#### EXERCISE DIRECTIONS:
Work out the number of lines with "spec" in them. Reply with that number and no other words.

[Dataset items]
━━━━━━━━

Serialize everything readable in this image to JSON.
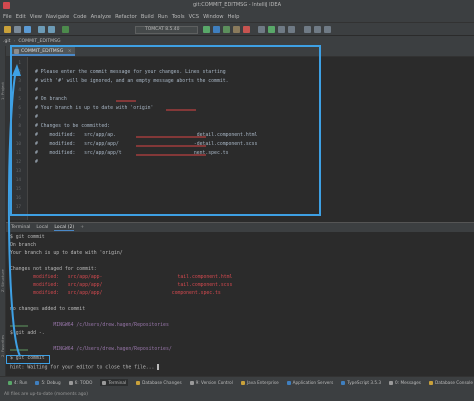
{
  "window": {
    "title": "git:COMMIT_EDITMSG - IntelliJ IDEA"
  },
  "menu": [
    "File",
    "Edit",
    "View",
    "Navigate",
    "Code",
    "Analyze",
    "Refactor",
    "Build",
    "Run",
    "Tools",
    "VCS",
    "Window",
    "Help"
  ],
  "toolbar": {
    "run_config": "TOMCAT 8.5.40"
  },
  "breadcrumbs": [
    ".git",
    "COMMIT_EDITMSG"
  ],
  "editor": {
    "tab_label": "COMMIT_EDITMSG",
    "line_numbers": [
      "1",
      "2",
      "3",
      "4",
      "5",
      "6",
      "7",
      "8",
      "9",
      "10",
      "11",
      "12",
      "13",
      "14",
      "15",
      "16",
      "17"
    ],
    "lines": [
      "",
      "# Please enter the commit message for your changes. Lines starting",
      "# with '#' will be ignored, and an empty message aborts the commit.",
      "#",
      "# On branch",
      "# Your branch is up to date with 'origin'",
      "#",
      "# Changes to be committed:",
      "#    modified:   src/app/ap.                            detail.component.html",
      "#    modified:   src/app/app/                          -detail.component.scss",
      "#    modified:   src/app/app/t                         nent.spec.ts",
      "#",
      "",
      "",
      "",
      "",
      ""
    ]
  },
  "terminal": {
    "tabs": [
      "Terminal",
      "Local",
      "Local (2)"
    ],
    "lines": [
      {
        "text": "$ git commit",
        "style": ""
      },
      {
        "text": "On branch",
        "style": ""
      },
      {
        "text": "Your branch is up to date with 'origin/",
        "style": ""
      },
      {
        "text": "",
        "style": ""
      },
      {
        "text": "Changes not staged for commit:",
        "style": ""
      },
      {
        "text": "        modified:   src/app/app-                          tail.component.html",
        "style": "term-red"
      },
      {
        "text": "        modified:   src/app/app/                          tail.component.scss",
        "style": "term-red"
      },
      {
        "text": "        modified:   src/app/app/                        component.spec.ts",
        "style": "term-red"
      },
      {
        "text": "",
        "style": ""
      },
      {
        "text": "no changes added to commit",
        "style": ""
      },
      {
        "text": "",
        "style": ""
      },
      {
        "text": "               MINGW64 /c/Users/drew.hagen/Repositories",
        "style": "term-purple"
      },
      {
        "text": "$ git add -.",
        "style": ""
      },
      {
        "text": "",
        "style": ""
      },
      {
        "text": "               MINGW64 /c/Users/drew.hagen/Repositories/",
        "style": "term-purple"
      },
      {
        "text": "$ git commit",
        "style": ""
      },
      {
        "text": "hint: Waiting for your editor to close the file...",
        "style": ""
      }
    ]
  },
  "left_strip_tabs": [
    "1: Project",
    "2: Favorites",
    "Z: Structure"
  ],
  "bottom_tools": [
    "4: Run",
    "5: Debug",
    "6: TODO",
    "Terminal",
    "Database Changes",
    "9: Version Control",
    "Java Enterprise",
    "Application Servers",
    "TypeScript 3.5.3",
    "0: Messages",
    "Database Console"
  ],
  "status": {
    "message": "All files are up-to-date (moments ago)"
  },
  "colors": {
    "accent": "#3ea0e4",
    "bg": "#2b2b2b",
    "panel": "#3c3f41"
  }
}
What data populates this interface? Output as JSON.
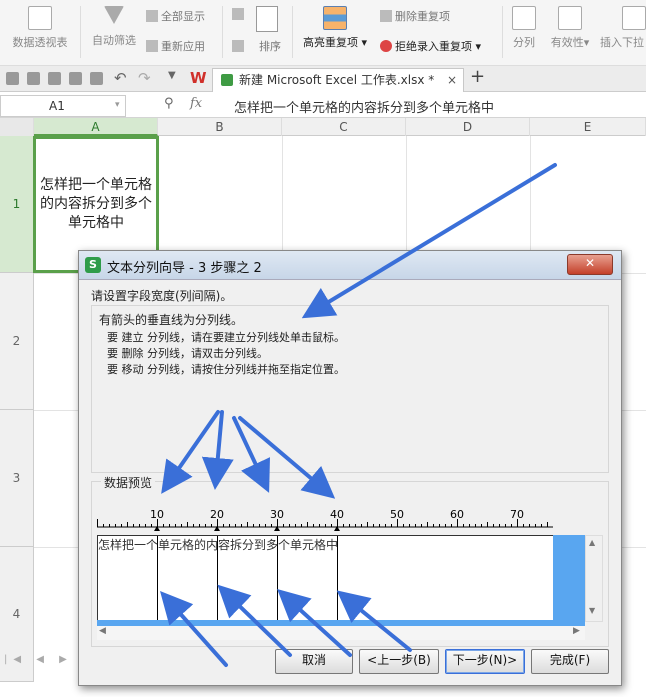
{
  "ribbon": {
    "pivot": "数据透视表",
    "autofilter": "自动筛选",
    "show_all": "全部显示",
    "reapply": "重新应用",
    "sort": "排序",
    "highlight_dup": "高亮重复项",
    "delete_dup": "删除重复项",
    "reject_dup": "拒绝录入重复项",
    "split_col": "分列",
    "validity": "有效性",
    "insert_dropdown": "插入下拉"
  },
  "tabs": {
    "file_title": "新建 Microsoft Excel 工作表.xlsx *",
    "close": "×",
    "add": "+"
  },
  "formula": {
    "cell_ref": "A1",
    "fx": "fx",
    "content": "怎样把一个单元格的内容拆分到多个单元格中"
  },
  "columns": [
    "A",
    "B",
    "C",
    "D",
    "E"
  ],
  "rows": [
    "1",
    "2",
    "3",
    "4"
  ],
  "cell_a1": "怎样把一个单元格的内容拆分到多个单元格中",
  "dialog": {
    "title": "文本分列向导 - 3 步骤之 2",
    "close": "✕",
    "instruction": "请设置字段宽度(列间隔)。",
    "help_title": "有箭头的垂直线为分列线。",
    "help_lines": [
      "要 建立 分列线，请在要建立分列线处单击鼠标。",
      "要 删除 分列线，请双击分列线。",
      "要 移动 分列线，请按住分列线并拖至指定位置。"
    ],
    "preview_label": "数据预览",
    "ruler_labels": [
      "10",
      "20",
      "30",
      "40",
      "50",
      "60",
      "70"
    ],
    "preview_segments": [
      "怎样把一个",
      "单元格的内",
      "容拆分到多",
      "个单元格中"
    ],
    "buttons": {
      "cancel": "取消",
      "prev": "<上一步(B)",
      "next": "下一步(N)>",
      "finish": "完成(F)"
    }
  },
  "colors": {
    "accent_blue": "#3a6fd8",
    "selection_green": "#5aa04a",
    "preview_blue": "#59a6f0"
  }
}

━━━━━━━━

#### EXPECTED OUTPUT:
2